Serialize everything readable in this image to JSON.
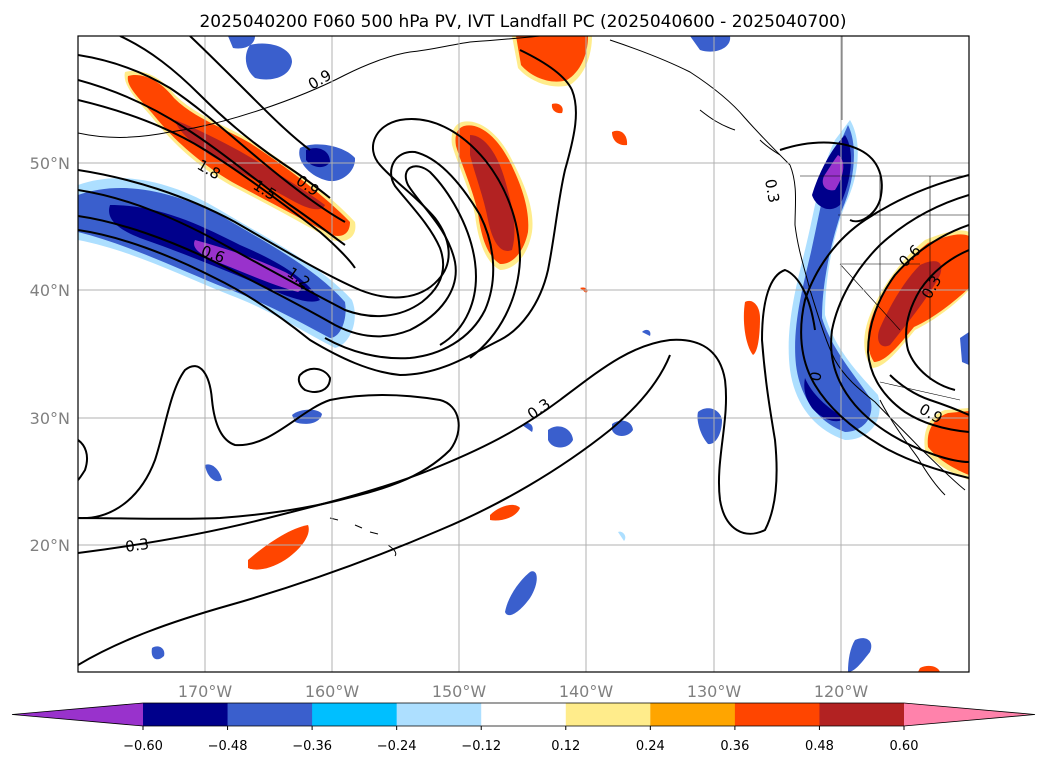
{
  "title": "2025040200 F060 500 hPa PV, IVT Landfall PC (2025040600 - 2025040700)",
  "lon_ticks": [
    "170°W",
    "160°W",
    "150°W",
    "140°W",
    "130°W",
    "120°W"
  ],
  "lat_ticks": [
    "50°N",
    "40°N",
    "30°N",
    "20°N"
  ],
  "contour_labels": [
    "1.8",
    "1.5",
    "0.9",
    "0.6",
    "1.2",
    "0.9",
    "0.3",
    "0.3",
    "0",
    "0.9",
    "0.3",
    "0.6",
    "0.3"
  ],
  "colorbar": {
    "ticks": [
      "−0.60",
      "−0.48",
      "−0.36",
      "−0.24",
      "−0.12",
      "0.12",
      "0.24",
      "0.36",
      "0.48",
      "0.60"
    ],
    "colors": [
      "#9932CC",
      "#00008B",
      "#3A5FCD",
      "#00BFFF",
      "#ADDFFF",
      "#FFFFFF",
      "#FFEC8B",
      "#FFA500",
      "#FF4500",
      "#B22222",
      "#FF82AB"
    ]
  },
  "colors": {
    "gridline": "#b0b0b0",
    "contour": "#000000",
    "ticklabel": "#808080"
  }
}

=-=-=-=-=

* **Exercise goal**: Replicate the material above verbatim; images stay out of the copy.

* **Solution to this exercise**:
Serialize everything readable in this image to JSON.
{
  "title": "2025040200 F060 500 hPa PV, IVT Landfall PC (2025040600 - 2025040700)",
  "lon_ticks": [
    "170°W",
    "160°W",
    "150°W",
    "140°W",
    "130°W",
    "120°W"
  ],
  "lat_ticks": [
    "50°N",
    "40°N",
    "30°N",
    "20°N"
  ],
  "contour_labels": [
    "1.8",
    "1.5",
    "0.9",
    "0.6",
    "1.2",
    "0.9",
    "0.3",
    "0.3",
    "0",
    "0.9",
    "0.3",
    "0.6",
    "0.3"
  ],
  "colorbar": {
    "ticks": [
      "−0.60",
      "−0.48",
      "−0.36",
      "−0.24",
      "−0.12",
      "0.12",
      "0.24",
      "0.36",
      "0.48",
      "0.60"
    ],
    "colors": [
      "#9932CC",
      "#00008B",
      "#3A5FCD",
      "#00BFFF",
      "#ADDFFF",
      "#FFFFFF",
      "#FFEC8B",
      "#FFA500",
      "#FF4500",
      "#B22222",
      "#FF82AB"
    ]
  },
  "colors": {
    "gridline": "#b0b0b0",
    "contour": "#000000",
    "ticklabel": "#808080"
  }
}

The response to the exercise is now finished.